[EXERCISE DESCRIPTION] Would you quote the material below in full and unchanged?

[MATERIAL SUPPLIED]
════════

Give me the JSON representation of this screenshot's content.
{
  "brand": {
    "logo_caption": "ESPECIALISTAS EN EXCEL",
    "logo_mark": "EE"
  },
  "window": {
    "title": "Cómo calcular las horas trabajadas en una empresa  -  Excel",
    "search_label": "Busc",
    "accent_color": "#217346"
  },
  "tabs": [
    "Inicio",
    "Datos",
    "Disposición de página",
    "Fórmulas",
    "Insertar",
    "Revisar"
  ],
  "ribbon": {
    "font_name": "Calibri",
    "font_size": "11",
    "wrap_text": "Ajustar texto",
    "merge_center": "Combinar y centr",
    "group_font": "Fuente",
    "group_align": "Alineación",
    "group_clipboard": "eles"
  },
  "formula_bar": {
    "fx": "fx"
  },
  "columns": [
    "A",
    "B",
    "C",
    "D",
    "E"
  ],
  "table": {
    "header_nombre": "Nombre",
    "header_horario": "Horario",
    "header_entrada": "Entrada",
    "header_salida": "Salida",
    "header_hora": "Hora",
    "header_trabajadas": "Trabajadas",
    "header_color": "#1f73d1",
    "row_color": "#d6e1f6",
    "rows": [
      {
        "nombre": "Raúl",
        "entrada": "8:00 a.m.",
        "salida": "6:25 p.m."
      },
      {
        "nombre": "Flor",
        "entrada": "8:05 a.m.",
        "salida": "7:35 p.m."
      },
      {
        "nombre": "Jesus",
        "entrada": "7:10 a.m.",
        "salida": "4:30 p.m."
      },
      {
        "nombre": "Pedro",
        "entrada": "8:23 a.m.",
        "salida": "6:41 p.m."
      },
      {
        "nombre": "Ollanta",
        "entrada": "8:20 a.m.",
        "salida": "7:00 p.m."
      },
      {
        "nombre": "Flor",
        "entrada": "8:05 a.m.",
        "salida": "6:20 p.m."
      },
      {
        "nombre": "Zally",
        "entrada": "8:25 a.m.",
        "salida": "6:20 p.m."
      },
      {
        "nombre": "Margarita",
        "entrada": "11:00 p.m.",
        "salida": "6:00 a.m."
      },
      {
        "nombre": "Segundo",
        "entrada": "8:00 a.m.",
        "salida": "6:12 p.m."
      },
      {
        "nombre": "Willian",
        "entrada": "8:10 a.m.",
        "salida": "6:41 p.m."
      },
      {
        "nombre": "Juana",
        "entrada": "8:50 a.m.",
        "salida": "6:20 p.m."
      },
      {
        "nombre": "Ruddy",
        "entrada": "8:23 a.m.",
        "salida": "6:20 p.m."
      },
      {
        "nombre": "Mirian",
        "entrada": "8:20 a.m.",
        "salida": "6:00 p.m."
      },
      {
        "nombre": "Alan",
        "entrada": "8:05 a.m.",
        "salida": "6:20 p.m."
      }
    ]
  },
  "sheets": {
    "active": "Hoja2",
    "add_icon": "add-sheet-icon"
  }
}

════════

[ANSWER TO THE PROBLEM]
Give me the JSON representation of this screenshot's content.
{
  "brand": {
    "logo_caption": "ESPECIALISTAS EN EXCEL",
    "logo_mark": "EE"
  },
  "window": {
    "title": "Cómo calcular las horas trabajadas en una empresa  -  Excel",
    "search_label": "Busc",
    "accent_color": "#217346"
  },
  "tabs": [
    "Inicio",
    "Datos",
    "Disposición de página",
    "Fórmulas",
    "Insertar",
    "Revisar"
  ],
  "ribbon": {
    "font_name": "Calibri",
    "font_size": "11",
    "wrap_text": "Ajustar texto",
    "merge_center": "Combinar y centr",
    "group_font": "Fuente",
    "group_align": "Alineación",
    "group_clipboard": "eles"
  },
  "formula_bar": {
    "fx": "fx"
  },
  "columns": [
    "A",
    "B",
    "C",
    "D",
    "E"
  ],
  "table": {
    "header_nombre": "Nombre",
    "header_horario": "Horario",
    "header_entrada": "Entrada",
    "header_salida": "Salida",
    "header_hora": "Hora",
    "header_trabajadas": "Trabajadas",
    "header_color": "#1f73d1",
    "row_color": "#d6e1f6",
    "rows": [
      {
        "nombre": "Raúl",
        "entrada": "8:00 a.m.",
        "salida": "6:25 p.m."
      },
      {
        "nombre": "Flor",
        "entrada": "8:05 a.m.",
        "salida": "7:35 p.m."
      },
      {
        "nombre": "Jesus",
        "entrada": "7:10 a.m.",
        "salida": "4:30 p.m."
      },
      {
        "nombre": "Pedro",
        "entrada": "8:23 a.m.",
        "salida": "6:41 p.m."
      },
      {
        "nombre": "Ollanta",
        "entrada": "8:20 a.m.",
        "salida": "7:00 p.m."
      },
      {
        "nombre": "Flor",
        "entrada": "8:05 a.m.",
        "salida": "6:20 p.m."
      },
      {
        "nombre": "Zally",
        "entrada": "8:25 a.m.",
        "salida": "6:20 p.m."
      },
      {
        "nombre": "Margarita",
        "entrada": "11:00 p.m.",
        "salida": "6:00 a.m."
      },
      {
        "nombre": "Segundo",
        "entrada": "8:00 a.m.",
        "salida": "6:12 p.m."
      },
      {
        "nombre": "Willian",
        "entrada": "8:10 a.m.",
        "salida": "6:41 p.m."
      },
      {
        "nombre": "Juana",
        "entrada": "8:50 a.m.",
        "salida": "6:20 p.m."
      },
      {
        "nombre": "Ruddy",
        "entrada": "8:23 a.m.",
        "salida": "6:20 p.m."
      },
      {
        "nombre": "Mirian",
        "entrada": "8:20 a.m.",
        "salida": "6:00 p.m."
      },
      {
        "nombre": "Alan",
        "entrada": "8:05 a.m.",
        "salida": "6:20 p.m."
      }
    ]
  },
  "sheets": {
    "active": "Hoja2",
    "add_icon": "add-sheet-icon"
  }
}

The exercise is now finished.